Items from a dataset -
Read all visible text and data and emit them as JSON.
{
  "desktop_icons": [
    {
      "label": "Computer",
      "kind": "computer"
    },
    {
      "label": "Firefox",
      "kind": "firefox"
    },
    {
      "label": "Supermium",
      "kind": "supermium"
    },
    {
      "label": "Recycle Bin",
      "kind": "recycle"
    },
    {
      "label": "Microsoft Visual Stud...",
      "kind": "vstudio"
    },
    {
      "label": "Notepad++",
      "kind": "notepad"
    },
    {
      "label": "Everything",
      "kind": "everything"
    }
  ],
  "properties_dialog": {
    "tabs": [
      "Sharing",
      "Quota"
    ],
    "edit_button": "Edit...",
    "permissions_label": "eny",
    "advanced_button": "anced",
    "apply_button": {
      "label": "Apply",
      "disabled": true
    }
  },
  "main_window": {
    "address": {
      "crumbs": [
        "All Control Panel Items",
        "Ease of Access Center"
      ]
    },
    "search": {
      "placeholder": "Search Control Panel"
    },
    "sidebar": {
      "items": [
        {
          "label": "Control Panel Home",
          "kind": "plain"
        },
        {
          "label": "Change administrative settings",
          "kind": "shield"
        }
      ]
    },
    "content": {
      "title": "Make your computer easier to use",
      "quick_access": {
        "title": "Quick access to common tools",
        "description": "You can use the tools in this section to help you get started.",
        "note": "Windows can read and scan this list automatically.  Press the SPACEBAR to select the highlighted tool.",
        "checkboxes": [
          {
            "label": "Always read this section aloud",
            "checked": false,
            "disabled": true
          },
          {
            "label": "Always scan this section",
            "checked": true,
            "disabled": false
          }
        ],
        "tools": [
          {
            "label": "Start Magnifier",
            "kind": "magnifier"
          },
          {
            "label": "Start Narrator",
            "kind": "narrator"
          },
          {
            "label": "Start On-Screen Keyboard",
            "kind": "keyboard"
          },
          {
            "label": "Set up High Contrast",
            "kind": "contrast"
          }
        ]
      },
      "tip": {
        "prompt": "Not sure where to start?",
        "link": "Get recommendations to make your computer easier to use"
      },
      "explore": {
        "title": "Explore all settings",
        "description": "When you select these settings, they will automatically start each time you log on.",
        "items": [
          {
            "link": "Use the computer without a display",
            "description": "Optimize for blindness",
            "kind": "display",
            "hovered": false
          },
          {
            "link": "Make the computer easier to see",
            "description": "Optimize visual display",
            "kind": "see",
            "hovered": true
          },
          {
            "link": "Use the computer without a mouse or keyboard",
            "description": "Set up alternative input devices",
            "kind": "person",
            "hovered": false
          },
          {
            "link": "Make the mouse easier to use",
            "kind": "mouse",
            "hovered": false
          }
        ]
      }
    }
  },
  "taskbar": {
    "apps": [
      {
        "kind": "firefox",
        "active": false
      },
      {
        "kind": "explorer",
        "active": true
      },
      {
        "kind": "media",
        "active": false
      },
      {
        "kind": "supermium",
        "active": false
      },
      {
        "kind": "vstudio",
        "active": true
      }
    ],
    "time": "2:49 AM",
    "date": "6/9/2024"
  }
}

Given exercise - Please repeat all the records above exactly as they appear.

Task output -
Read all visible text and data and emit them as JSON.
{
  "desktop_icons": [
    {
      "label": "Computer",
      "kind": "computer"
    },
    {
      "label": "Firefox",
      "kind": "firefox"
    },
    {
      "label": "Supermium",
      "kind": "supermium"
    },
    {
      "label": "Recycle Bin",
      "kind": "recycle"
    },
    {
      "label": "Microsoft Visual Stud...",
      "kind": "vstudio"
    },
    {
      "label": "Notepad++",
      "kind": "notepad"
    },
    {
      "label": "Everything",
      "kind": "everything"
    }
  ],
  "properties_dialog": {
    "tabs": [
      "Sharing",
      "Quota"
    ],
    "edit_button": "Edit...",
    "permissions_label": "eny",
    "advanced_button": "anced",
    "apply_button": {
      "label": "Apply",
      "disabled": true
    }
  },
  "main_window": {
    "address": {
      "crumbs": [
        "All Control Panel Items",
        "Ease of Access Center"
      ]
    },
    "search": {
      "placeholder": "Search Control Panel"
    },
    "sidebar": {
      "items": [
        {
          "label": "Control Panel Home",
          "kind": "plain"
        },
        {
          "label": "Change administrative settings",
          "kind": "shield"
        }
      ]
    },
    "content": {
      "title": "Make your computer easier to use",
      "quick_access": {
        "title": "Quick access to common tools",
        "description": "You can use the tools in this section to help you get started.",
        "note": "Windows can read and scan this list automatically.  Press the SPACEBAR to select the highlighted tool.",
        "checkboxes": [
          {
            "label": "Always read this section aloud",
            "checked": false,
            "disabled": true
          },
          {
            "label": "Always scan this section",
            "checked": true,
            "disabled": false
          }
        ],
        "tools": [
          {
            "label": "Start Magnifier",
            "kind": "magnifier"
          },
          {
            "label": "Start Narrator",
            "kind": "narrator"
          },
          {
            "label": "Start On-Screen Keyboard",
            "kind": "keyboard"
          },
          {
            "label": "Set up High Contrast",
            "kind": "contrast"
          }
        ]
      },
      "tip": {
        "prompt": "Not sure where to start?",
        "link": "Get recommendations to make your computer easier to use"
      },
      "explore": {
        "title": "Explore all settings",
        "description": "When you select these settings, they will automatically start each time you log on.",
        "items": [
          {
            "link": "Use the computer without a display",
            "description": "Optimize for blindness",
            "kind": "display",
            "hovered": false
          },
          {
            "link": "Make the computer easier to see",
            "description": "Optimize visual display",
            "kind": "see",
            "hovered": true
          },
          {
            "link": "Use the computer without a mouse or keyboard",
            "description": "Set up alternative input devices",
            "kind": "person",
            "hovered": false
          },
          {
            "link": "Make the mouse easier to use",
            "kind": "mouse",
            "hovered": false
          }
        ]
      }
    }
  },
  "taskbar": {
    "apps": [
      {
        "kind": "firefox",
        "active": false
      },
      {
        "kind": "explorer",
        "active": true
      },
      {
        "kind": "media",
        "active": false
      },
      {
        "kind": "supermium",
        "active": false
      },
      {
        "kind": "vstudio",
        "active": true
      }
    ],
    "time": "2:49 AM",
    "date": "6/9/2024"
  }
}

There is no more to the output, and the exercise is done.